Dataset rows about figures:
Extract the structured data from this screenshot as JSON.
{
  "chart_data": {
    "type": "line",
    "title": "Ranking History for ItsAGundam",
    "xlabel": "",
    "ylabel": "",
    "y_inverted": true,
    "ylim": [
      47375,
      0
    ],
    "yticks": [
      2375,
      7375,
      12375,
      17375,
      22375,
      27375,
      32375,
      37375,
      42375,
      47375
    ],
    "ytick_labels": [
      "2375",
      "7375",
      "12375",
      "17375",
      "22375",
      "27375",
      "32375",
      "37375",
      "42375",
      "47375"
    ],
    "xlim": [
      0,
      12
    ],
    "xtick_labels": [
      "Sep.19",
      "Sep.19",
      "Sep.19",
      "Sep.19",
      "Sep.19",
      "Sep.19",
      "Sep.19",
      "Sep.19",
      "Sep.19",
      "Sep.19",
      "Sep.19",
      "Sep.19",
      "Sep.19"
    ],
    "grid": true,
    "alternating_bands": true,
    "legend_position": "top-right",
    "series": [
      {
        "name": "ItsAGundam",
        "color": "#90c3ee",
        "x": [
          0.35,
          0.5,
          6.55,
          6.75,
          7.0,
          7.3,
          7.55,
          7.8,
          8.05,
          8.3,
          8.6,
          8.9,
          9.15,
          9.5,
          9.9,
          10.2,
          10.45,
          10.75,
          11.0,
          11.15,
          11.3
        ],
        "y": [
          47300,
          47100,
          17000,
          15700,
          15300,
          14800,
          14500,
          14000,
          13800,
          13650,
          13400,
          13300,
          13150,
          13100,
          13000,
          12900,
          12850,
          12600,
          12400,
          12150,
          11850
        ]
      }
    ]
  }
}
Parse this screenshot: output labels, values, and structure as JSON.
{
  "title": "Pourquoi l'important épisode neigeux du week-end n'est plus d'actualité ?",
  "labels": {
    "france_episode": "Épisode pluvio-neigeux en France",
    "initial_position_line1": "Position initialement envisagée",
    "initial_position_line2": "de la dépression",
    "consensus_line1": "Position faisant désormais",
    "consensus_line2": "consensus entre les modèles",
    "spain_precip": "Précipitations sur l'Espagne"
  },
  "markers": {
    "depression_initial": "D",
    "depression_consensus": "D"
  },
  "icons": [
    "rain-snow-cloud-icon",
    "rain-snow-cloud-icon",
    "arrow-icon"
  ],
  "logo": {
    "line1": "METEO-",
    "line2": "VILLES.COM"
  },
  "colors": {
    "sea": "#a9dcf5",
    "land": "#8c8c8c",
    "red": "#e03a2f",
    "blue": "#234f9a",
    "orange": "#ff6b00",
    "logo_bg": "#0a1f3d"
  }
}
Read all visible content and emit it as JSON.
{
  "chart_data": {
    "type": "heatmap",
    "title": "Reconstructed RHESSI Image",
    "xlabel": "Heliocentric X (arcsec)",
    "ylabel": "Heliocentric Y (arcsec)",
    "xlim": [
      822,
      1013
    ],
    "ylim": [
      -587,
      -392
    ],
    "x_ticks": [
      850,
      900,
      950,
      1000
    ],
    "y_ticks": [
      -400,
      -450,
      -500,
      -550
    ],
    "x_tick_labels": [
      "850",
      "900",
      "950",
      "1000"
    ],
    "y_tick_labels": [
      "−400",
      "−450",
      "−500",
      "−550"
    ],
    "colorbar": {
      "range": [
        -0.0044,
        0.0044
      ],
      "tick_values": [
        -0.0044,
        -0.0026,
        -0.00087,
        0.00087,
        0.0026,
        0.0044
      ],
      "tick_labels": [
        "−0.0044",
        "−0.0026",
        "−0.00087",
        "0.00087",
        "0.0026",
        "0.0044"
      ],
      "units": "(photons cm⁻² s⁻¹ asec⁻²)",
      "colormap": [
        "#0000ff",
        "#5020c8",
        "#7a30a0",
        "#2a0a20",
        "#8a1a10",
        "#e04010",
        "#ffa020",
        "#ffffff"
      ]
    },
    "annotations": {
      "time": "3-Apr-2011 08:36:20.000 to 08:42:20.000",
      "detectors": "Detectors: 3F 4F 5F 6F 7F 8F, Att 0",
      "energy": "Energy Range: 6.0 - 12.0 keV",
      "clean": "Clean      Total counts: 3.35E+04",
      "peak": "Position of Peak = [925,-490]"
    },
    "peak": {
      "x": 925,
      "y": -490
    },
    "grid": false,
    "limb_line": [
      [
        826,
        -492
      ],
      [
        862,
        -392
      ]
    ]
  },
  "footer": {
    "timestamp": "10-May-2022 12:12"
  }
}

---

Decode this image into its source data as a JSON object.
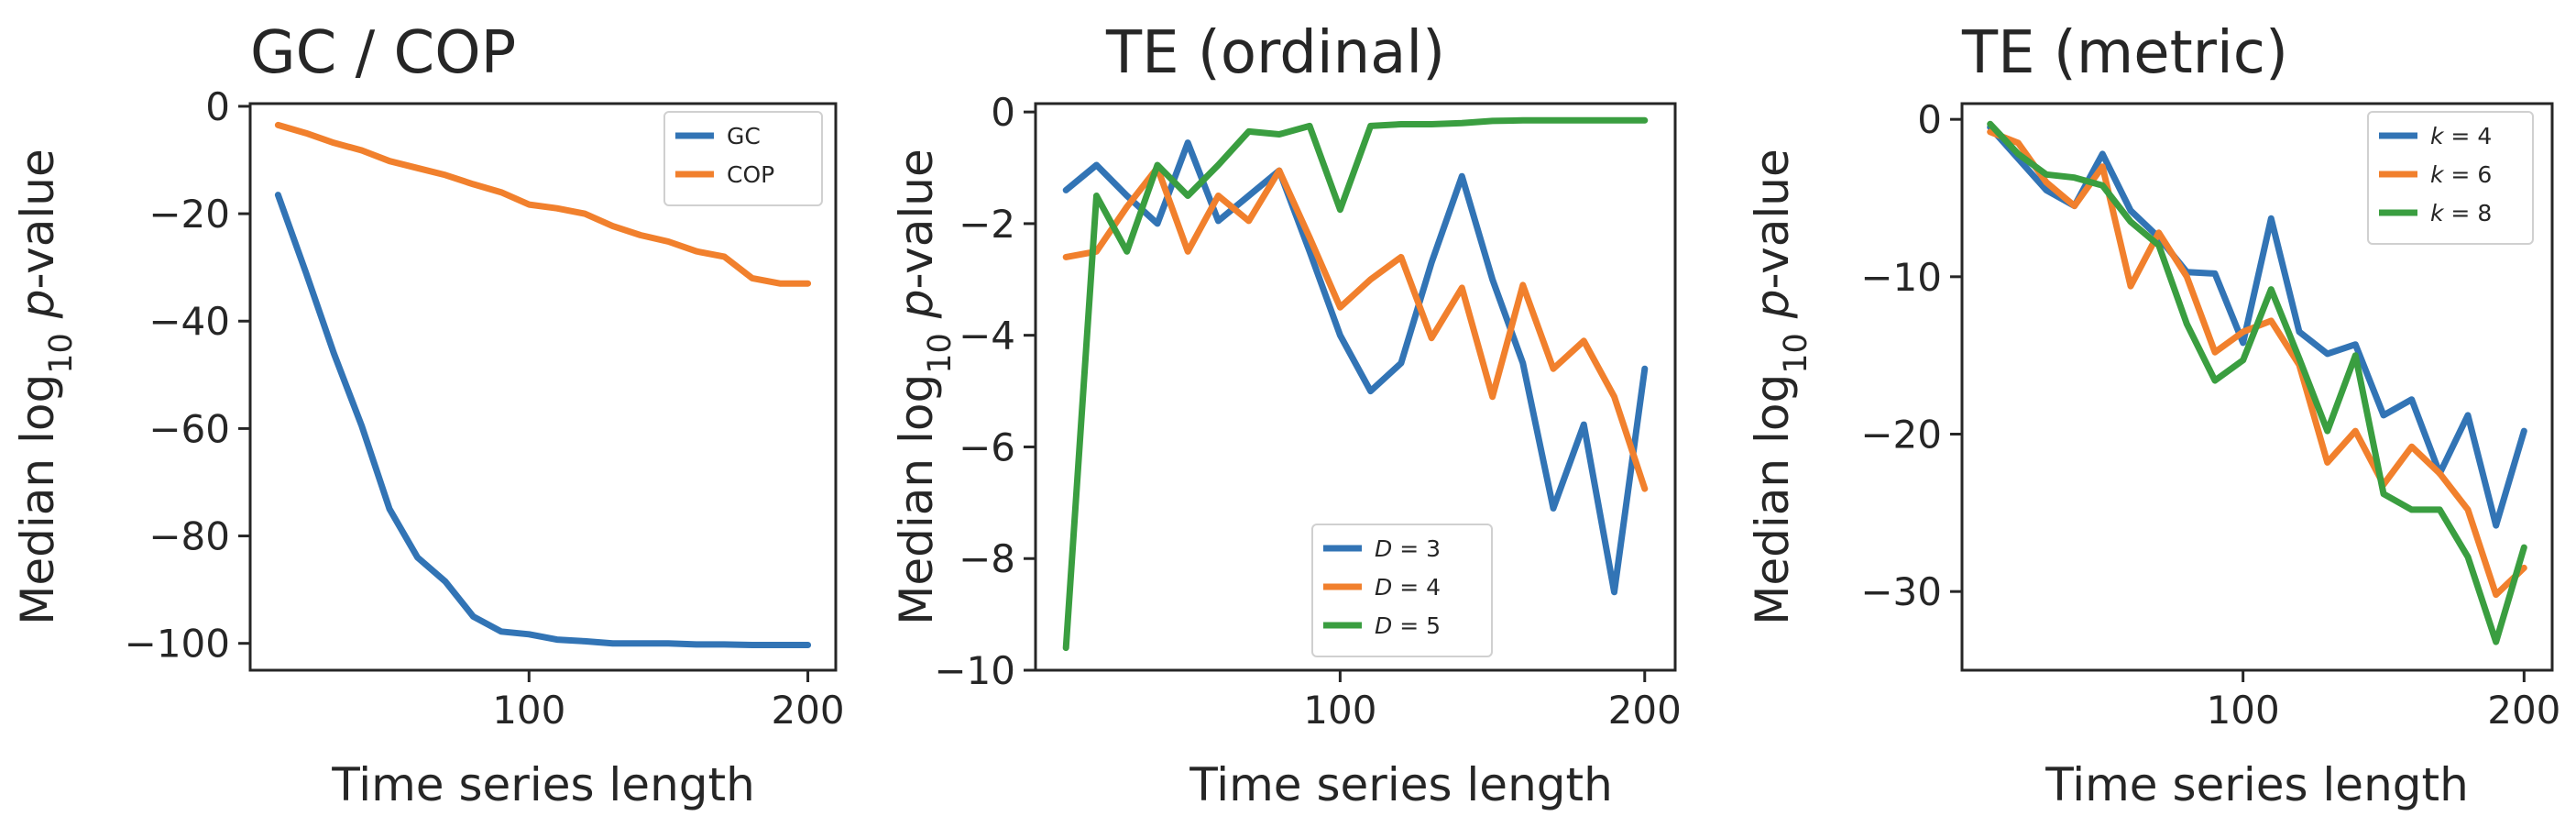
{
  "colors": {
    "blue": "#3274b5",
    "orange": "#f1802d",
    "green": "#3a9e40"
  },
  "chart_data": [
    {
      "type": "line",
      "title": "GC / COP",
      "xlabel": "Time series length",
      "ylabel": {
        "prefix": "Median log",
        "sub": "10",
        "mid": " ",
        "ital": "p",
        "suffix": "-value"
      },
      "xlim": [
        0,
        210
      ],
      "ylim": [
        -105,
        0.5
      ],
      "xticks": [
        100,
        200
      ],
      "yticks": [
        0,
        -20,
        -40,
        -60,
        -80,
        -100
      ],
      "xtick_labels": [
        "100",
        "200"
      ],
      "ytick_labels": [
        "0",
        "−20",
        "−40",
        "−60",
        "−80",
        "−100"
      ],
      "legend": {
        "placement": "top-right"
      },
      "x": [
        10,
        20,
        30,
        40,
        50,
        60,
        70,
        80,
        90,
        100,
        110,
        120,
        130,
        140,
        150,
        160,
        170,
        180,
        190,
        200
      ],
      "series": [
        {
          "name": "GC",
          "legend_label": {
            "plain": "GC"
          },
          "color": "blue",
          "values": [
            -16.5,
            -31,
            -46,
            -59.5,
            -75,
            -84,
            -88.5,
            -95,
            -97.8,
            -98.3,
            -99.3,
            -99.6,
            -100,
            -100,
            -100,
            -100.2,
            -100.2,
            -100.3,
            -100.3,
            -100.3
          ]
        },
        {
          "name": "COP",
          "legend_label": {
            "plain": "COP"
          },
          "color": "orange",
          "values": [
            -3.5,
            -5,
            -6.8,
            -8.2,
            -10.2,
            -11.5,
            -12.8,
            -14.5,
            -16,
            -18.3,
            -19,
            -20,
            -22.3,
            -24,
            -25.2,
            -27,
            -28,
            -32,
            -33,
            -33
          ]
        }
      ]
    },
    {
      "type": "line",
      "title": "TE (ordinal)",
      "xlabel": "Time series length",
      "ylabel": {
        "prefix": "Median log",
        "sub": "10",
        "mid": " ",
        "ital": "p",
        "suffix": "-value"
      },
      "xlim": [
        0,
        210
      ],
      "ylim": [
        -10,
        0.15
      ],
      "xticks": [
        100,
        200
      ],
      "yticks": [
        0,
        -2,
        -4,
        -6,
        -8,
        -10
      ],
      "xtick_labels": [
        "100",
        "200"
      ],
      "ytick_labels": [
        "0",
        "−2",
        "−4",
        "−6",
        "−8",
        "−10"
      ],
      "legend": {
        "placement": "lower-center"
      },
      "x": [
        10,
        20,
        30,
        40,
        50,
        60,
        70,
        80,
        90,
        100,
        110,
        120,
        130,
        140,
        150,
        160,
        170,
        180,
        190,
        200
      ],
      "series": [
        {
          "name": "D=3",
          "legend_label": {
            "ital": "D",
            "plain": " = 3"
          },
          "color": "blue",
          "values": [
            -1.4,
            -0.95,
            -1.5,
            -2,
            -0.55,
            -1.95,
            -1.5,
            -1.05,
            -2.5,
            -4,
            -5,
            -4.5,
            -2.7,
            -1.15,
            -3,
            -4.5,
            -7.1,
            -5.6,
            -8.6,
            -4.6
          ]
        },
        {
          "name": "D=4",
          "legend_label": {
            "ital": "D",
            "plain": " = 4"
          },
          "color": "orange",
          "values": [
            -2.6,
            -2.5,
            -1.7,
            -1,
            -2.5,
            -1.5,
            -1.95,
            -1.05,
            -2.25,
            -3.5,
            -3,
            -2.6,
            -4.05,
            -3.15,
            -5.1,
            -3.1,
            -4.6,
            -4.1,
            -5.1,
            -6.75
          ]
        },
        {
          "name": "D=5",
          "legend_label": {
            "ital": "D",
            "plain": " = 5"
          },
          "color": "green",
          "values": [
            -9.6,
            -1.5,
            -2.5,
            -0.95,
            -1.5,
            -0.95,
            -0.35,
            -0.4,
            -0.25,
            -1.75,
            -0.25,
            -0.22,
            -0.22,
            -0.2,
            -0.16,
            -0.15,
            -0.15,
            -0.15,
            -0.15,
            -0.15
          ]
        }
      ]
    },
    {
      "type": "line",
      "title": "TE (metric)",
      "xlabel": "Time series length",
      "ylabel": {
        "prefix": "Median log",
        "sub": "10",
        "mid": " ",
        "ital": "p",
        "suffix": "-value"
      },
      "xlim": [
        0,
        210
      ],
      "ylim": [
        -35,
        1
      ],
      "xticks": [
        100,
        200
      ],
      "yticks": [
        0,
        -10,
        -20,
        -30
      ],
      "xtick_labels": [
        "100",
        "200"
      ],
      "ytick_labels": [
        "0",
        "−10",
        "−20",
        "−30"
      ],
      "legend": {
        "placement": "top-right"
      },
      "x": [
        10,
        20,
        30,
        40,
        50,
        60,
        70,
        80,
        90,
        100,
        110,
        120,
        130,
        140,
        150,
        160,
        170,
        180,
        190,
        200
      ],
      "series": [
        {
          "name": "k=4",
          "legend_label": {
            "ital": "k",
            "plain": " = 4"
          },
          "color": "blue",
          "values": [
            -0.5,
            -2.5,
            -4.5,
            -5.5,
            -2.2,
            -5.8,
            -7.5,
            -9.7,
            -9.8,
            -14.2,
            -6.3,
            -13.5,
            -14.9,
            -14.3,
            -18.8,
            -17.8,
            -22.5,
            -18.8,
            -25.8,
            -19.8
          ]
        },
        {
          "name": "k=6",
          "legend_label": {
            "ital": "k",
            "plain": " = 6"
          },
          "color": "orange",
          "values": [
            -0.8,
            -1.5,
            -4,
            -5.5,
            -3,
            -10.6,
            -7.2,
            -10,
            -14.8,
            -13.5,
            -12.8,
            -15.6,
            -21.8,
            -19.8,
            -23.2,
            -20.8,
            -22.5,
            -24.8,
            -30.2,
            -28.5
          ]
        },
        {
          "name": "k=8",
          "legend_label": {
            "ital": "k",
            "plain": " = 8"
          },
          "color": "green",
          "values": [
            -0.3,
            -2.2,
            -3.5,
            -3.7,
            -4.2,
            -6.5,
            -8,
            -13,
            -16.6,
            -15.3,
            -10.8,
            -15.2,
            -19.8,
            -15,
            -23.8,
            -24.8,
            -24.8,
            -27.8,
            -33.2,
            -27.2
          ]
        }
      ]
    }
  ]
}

* Exercise objective *
Write out every line of the listing that holds the word "neigeux".

* Complete answer *
  "title": "Pourquoi l'important épisode neigeux du week-end n'est plus d'actualité ?",
    "france_episode": "Épisode pluvio-neigeux en France",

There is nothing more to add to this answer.